Filter these entries, keeping only lines that hold the word "不含增值税".

Dataset records:
+--

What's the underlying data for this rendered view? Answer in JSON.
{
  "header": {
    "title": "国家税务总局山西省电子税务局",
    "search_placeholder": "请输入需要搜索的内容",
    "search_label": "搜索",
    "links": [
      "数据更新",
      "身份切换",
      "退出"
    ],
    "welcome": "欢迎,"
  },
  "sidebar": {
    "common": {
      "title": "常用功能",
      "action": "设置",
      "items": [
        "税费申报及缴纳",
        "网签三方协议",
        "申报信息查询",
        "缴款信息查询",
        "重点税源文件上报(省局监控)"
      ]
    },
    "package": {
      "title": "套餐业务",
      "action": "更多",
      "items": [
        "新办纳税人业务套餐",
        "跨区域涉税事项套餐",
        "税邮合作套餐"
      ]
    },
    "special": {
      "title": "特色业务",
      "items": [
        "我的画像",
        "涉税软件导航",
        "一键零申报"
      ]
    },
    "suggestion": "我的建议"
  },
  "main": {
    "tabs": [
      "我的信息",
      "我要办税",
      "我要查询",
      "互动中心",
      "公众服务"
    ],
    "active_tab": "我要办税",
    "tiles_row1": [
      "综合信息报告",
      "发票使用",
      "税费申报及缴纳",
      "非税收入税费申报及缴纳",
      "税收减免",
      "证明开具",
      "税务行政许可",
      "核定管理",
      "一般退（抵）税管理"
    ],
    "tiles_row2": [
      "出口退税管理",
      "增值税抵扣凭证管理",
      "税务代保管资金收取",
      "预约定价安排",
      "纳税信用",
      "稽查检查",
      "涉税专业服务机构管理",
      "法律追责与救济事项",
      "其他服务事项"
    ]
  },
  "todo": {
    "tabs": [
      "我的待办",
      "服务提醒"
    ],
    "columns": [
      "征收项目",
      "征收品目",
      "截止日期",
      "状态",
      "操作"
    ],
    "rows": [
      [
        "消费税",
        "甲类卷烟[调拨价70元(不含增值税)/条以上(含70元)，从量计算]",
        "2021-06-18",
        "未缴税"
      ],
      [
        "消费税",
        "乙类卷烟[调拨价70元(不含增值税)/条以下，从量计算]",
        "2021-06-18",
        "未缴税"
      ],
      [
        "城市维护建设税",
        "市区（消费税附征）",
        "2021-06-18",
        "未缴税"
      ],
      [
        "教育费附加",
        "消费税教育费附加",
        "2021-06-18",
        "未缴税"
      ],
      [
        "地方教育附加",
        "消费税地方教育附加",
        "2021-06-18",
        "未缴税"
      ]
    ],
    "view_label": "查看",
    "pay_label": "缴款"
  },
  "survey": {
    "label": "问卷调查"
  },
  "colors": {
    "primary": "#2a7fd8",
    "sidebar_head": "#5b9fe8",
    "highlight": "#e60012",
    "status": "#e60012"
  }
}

+--

● **Solution to this task**
        "甲类卷烟[调拨价70元(不含增值税)/条以上(含70元)，从量计算]",
        "乙类卷烟[调拨价70元(不含增值税)/条以下，从量计算]",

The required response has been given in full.